[start Dataset]
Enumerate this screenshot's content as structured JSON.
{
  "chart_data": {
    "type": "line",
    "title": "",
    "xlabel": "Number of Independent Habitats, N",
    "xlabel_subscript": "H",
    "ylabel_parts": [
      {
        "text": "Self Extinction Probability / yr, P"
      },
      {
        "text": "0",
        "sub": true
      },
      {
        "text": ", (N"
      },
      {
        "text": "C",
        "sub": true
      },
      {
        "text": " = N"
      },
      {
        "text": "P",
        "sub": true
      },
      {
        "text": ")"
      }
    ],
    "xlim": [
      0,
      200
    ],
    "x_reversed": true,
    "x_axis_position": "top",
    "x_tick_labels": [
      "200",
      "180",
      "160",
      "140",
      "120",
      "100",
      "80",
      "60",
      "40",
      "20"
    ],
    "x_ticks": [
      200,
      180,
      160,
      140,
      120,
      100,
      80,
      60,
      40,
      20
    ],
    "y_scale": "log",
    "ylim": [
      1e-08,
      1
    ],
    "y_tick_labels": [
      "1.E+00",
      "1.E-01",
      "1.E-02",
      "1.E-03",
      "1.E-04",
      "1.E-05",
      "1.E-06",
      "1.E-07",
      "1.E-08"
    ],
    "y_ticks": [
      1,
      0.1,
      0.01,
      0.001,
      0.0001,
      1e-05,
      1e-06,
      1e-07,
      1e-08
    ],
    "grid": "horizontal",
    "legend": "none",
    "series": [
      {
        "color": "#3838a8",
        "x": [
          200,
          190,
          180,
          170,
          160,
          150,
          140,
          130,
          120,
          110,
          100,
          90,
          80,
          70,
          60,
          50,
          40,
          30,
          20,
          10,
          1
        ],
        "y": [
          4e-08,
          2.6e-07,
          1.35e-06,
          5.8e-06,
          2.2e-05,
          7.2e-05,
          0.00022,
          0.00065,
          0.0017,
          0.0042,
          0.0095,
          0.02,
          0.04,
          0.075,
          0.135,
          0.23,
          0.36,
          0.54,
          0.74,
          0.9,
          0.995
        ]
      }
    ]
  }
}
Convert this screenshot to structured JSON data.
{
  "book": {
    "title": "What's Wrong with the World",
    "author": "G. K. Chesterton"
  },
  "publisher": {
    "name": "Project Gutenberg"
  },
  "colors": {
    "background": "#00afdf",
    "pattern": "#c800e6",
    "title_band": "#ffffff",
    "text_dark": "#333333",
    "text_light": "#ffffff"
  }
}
[end Dataset]
Reproduce all data above, unchanged.

(Solution to this task)
Enumerate this screenshot's content as structured JSON.
{
  "chart_data": {
    "type": "line",
    "title": "",
    "xlabel": "Number of Independent Habitats, N",
    "xlabel_subscript": "H",
    "ylabel_parts": [
      {
        "text": "Self Extinction Probability / yr, P"
      },
      {
        "text": "0",
        "sub": true
      },
      {
        "text": ", (N"
      },
      {
        "text": "C",
        "sub": true
      },
      {
        "text": " = N"
      },
      {
        "text": "P",
        "sub": true
      },
      {
        "text": ")"
      }
    ],
    "xlim": [
      0,
      200
    ],
    "x_reversed": true,
    "x_axis_position": "top",
    "x_tick_labels": [
      "200",
      "180",
      "160",
      "140",
      "120",
      "100",
      "80",
      "60",
      "40",
      "20"
    ],
    "x_ticks": [
      200,
      180,
      160,
      140,
      120,
      100,
      80,
      60,
      40,
      20
    ],
    "y_scale": "log",
    "ylim": [
      1e-08,
      1
    ],
    "y_tick_labels": [
      "1.E+00",
      "1.E-01",
      "1.E-02",
      "1.E-03",
      "1.E-04",
      "1.E-05",
      "1.E-06",
      "1.E-07",
      "1.E-08"
    ],
    "y_ticks": [
      1,
      0.1,
      0.01,
      0.001,
      0.0001,
      1e-05,
      1e-06,
      1e-07,
      1e-08
    ],
    "grid": "horizontal",
    "legend": "none",
    "series": [
      {
        "color": "#3838a8",
        "x": [
          200,
          190,
          180,
          170,
          160,
          150,
          140,
          130,
          120,
          110,
          100,
          90,
          80,
          70,
          60,
          50,
          40,
          30,
          20,
          10,
          1
        ],
        "y": [
          4e-08,
          2.6e-07,
          1.35e-06,
          5.8e-06,
          2.2e-05,
          7.2e-05,
          0.00022,
          0.00065,
          0.0017,
          0.0042,
          0.0095,
          0.02,
          0.04,
          0.075,
          0.135,
          0.23,
          0.36,
          0.54,
          0.74,
          0.9,
          0.995
        ]
      }
    ]
  }
}
Convert this screenshot to structured JSON data.
{
  "book": {
    "title": "What's Wrong with the World",
    "author": "G. K. Chesterton"
  },
  "publisher": {
    "name": "Project Gutenberg"
  },
  "colors": {
    "background": "#00afdf",
    "pattern": "#c800e6",
    "title_band": "#ffffff",
    "text_dark": "#333333",
    "text_light": "#ffffff"
  }
}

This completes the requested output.